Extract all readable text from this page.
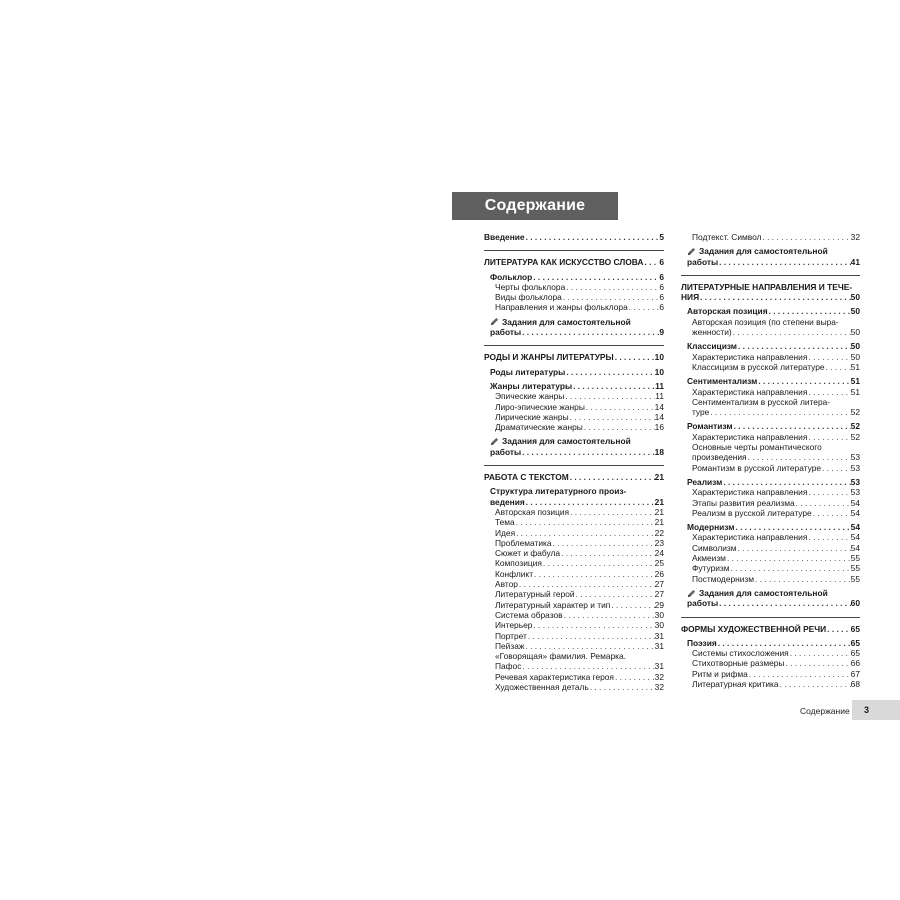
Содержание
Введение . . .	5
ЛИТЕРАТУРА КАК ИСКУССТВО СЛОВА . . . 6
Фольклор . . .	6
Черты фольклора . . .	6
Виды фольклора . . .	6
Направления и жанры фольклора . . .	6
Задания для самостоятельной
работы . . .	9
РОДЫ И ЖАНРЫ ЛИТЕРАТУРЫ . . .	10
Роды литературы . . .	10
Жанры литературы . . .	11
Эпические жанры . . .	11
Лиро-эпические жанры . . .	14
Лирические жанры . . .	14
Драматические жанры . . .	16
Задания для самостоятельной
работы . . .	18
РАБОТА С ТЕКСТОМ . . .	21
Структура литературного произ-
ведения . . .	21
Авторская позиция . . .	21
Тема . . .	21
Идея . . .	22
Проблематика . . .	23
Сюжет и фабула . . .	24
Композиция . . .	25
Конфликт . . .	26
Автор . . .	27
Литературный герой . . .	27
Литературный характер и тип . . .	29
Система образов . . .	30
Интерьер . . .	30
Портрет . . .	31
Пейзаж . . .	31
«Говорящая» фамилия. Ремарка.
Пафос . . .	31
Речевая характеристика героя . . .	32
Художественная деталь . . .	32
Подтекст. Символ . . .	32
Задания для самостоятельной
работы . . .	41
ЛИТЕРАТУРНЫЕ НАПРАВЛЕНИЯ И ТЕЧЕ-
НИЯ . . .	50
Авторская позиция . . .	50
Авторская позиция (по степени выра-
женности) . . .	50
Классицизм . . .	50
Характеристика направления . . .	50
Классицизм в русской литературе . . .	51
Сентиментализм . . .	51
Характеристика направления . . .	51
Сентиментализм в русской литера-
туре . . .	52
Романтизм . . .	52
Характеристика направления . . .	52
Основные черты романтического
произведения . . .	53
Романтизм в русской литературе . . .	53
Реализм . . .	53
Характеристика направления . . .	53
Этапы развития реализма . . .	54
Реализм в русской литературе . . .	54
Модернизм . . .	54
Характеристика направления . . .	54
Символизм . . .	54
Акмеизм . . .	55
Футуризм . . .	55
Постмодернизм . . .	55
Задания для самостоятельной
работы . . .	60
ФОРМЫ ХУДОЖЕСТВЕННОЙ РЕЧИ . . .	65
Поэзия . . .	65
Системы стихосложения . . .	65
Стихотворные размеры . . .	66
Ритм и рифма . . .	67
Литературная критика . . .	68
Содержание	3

** Task details **
Print the entries above exactly, taking out only the pictures.

** Result of the exercise **
Extract all readable text from this page.
Содержание
Введение . . .	5
ЛИТЕРАТУРА КАК ИСКУССТВО СЛОВА . . . 6
Фольклор . . .	6
Черты фольклора . . .	6
Виды фольклора . . .	6
Направления и жанры фольклора . . .	6
Задания для самостоятельной
работы . . .	9
РОДЫ И ЖАНРЫ ЛИТЕРАТУРЫ . . .	10
Роды литературы . . .	10
Жанры литературы . . .	11
Эпические жанры . . .	11
Лиро-эпические жанры . . .	14
Лирические жанры . . .	14
Драматические жанры . . .	16
Задания для самостоятельной
работы . . .	18
РАБОТА С ТЕКСТОМ . . .	21
Структура литературного произ-
ведения . . .	21
Авторская позиция . . .	21
Тема . . .	21
Идея . . .	22
Проблематика . . .	23
Сюжет и фабула . . .	24
Композиция . . .	25
Конфликт . . .	26
Автор . . .	27
Литературный герой . . .	27
Литературный характер и тип . . .	29
Система образов . . .	30
Интерьер . . .	30
Портрет . . .	31
Пейзаж . . .	31
«Говорящая» фамилия. Ремарка.
Пафос . . .	31
Речевая характеристика героя . . .	32
Художественная деталь . . .	32
Подтекст. Символ . . .	32
Задания для самостоятельной
работы . . .	41
ЛИТЕРАТУРНЫЕ НАПРАВЛЕНИЯ И ТЕЧЕ-
НИЯ . . .	50
Авторская позиция . . .	50
Авторская позиция (по степени выра-
женности) . . .	50
Классицизм . . .	50
Характеристика направления . . .	50
Классицизм в русской литературе . . .	51
Сентиментализм . . .	51
Характеристика направления . . .	51
Сентиментализм в русской литера-
туре . . .	52
Романтизм . . .	52
Характеристика направления . . .	52
Основные черты романтического
произведения . . .	53
Романтизм в русской литературе . . .	53
Реализм . . .	53
Характеристика направления . . .	53
Этапы развития реализма . . .	54
Реализм в русской литературе . . .	54
Модернизм . . .	54
Характеристика направления . . .	54
Символизм . . .	54
Акмеизм . . .	55
Футуризм . . .	55
Постмодернизм . . .	55
Задания для самостоятельной
работы . . .	60
ФОРМЫ ХУДОЖЕСТВЕННОЙ РЕЧИ . . .	65
Поэзия . . .	65
Системы стихосложения . . .	65
Стихотворные размеры . . .	66
Ритм и рифма . . .	67
Литературная критика . . .	68
Содержание	3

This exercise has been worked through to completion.